# [Task to carry out]
Gather up every line that includes the string "Цапково".

######

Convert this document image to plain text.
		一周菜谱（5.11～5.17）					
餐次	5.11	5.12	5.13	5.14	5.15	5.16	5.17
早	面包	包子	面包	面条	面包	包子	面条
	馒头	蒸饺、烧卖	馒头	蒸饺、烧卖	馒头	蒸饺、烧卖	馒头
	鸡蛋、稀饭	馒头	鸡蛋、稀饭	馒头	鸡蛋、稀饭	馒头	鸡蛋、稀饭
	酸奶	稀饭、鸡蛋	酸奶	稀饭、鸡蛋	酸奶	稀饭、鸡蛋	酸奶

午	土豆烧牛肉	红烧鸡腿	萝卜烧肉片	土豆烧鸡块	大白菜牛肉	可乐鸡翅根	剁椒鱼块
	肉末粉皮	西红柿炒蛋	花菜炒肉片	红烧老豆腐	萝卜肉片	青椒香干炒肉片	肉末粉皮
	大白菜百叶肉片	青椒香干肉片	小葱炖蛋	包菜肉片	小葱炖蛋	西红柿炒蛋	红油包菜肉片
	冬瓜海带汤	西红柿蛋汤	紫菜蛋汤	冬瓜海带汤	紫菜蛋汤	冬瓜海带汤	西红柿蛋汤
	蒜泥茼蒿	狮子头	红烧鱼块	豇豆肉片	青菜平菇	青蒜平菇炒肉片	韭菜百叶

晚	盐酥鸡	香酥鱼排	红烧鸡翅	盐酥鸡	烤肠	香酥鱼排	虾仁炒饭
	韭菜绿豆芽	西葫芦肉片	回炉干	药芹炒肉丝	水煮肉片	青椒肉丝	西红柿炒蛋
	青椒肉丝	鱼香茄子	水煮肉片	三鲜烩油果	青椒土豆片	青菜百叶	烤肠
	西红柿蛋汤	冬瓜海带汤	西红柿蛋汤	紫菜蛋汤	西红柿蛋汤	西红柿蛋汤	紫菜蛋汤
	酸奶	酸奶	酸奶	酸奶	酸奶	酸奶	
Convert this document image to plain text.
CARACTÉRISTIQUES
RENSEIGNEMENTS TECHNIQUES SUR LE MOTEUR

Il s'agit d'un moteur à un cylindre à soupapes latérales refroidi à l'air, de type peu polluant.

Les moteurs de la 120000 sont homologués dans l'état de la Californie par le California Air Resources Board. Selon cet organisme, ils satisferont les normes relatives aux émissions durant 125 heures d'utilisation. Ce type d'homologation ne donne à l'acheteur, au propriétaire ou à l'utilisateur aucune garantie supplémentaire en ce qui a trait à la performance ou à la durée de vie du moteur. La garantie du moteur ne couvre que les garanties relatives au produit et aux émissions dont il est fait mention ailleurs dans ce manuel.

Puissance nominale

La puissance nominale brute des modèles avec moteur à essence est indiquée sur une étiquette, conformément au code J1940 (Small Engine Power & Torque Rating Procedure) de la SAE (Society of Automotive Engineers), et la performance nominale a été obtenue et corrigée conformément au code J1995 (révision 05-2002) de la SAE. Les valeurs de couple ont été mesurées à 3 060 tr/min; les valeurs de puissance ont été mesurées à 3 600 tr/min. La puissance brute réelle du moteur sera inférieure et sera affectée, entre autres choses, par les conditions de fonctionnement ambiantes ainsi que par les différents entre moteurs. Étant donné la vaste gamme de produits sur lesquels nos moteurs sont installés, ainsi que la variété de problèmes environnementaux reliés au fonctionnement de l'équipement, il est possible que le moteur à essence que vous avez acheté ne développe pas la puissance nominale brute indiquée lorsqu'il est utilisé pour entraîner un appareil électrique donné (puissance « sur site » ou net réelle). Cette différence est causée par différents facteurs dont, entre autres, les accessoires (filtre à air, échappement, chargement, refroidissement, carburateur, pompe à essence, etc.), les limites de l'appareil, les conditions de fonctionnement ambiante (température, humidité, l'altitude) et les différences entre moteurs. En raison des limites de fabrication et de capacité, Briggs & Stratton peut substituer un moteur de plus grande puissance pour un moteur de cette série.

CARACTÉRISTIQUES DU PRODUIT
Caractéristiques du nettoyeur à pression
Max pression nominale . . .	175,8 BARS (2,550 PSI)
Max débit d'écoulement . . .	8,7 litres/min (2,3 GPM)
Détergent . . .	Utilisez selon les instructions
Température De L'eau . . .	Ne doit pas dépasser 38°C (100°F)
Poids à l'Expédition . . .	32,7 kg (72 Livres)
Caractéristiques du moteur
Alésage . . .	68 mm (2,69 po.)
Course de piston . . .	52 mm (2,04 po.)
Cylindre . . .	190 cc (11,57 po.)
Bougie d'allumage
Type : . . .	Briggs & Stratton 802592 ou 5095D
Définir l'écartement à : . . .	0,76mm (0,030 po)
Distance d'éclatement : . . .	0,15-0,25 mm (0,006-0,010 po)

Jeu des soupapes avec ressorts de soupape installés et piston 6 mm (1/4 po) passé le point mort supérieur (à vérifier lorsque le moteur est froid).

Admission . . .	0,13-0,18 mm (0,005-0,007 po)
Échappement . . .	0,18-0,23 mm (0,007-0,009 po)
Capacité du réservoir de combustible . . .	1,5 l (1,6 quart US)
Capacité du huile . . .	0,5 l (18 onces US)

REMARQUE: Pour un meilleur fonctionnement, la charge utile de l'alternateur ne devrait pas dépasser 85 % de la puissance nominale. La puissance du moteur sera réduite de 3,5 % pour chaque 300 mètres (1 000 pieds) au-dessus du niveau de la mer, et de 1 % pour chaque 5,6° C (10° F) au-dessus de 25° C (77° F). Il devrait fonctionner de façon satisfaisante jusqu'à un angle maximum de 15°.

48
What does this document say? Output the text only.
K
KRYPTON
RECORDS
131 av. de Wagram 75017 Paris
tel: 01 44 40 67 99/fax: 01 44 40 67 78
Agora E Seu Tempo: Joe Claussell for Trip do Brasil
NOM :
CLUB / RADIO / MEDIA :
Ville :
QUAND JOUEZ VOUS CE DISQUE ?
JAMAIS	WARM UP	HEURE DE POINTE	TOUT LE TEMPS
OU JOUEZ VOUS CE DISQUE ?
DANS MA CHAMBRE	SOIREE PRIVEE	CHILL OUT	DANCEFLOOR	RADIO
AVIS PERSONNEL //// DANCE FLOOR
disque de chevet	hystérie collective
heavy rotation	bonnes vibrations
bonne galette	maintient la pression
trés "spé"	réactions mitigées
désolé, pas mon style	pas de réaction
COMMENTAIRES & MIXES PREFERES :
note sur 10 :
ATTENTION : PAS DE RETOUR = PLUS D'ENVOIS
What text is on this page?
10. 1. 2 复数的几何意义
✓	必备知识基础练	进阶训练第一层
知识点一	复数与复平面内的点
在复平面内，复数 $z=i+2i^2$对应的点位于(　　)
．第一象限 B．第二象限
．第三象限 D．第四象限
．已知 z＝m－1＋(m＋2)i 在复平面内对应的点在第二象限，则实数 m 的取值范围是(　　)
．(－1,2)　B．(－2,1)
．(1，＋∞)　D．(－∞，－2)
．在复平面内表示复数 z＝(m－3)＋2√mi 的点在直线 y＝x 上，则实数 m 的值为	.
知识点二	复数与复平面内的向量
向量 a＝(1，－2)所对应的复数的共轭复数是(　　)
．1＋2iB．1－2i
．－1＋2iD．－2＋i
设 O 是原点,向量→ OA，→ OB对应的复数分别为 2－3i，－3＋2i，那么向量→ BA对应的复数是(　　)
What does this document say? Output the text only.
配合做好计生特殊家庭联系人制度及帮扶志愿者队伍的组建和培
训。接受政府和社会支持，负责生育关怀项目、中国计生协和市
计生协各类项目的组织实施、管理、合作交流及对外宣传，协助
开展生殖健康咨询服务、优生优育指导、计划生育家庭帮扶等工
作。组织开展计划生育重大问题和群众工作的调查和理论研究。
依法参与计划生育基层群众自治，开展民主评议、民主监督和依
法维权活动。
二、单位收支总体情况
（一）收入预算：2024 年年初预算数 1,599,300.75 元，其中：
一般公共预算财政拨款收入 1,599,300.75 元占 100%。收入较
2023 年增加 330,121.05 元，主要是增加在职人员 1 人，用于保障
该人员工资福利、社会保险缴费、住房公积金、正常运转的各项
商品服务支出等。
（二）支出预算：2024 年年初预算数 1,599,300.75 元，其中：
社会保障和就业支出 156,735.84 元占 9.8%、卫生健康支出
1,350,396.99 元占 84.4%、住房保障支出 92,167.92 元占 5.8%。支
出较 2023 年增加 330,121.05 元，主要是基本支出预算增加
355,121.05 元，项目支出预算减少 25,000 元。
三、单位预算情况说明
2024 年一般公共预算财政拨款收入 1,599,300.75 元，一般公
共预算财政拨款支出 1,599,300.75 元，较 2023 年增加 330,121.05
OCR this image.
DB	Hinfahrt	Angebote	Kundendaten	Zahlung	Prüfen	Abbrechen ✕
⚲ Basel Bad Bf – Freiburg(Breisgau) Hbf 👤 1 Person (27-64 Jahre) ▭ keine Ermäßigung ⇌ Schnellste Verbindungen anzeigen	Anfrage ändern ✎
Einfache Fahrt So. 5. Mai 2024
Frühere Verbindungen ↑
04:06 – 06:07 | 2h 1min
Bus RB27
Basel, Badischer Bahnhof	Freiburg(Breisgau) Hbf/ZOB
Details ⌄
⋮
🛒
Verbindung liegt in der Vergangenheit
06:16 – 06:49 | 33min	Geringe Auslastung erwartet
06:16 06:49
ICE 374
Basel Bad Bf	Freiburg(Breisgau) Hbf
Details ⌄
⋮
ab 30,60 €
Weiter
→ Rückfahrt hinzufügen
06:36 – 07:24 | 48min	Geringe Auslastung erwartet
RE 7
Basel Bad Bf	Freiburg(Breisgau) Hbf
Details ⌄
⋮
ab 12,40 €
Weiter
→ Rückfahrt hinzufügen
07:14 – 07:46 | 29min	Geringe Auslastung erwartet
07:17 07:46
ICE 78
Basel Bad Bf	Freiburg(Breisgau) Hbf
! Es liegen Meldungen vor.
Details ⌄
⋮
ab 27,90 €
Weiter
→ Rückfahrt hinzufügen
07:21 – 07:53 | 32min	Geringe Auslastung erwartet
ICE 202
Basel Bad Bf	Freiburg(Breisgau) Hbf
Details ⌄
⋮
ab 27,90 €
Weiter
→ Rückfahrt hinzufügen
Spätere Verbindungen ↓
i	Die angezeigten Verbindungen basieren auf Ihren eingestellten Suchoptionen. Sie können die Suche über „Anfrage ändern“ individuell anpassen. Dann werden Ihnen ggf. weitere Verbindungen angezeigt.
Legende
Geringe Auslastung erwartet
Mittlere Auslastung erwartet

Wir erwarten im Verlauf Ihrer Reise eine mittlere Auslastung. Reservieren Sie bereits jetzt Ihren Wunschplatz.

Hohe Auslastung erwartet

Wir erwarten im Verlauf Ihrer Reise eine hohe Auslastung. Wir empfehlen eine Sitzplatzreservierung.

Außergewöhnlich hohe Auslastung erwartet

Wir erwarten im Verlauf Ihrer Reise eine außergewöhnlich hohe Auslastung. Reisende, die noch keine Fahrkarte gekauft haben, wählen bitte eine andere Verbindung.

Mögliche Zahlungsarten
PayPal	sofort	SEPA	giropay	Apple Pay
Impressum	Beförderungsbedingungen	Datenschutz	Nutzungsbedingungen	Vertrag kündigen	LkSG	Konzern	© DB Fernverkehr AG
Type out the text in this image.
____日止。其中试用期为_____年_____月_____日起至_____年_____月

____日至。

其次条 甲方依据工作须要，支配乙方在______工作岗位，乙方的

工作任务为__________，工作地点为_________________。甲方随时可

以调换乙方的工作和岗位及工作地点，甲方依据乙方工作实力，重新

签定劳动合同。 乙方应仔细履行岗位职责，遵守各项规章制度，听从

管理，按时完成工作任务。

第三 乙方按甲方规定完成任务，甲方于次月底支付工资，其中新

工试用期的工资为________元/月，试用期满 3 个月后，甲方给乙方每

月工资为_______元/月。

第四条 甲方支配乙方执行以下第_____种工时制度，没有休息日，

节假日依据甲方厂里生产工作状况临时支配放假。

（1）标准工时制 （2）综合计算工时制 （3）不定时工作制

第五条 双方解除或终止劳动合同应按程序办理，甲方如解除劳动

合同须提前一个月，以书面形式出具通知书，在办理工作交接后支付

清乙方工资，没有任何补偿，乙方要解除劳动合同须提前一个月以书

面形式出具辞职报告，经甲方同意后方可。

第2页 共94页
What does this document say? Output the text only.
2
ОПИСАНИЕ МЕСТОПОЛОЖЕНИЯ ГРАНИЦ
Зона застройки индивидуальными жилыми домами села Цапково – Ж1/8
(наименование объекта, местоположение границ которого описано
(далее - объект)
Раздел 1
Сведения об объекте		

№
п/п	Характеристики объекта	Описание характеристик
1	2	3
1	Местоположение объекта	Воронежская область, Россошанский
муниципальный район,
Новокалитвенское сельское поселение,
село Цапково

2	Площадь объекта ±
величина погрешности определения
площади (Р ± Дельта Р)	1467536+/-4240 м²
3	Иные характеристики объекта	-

######

# [Correct output]
Зона застройки индивидуальными жилыми домами села Цапково – Ж1/8
село Цапково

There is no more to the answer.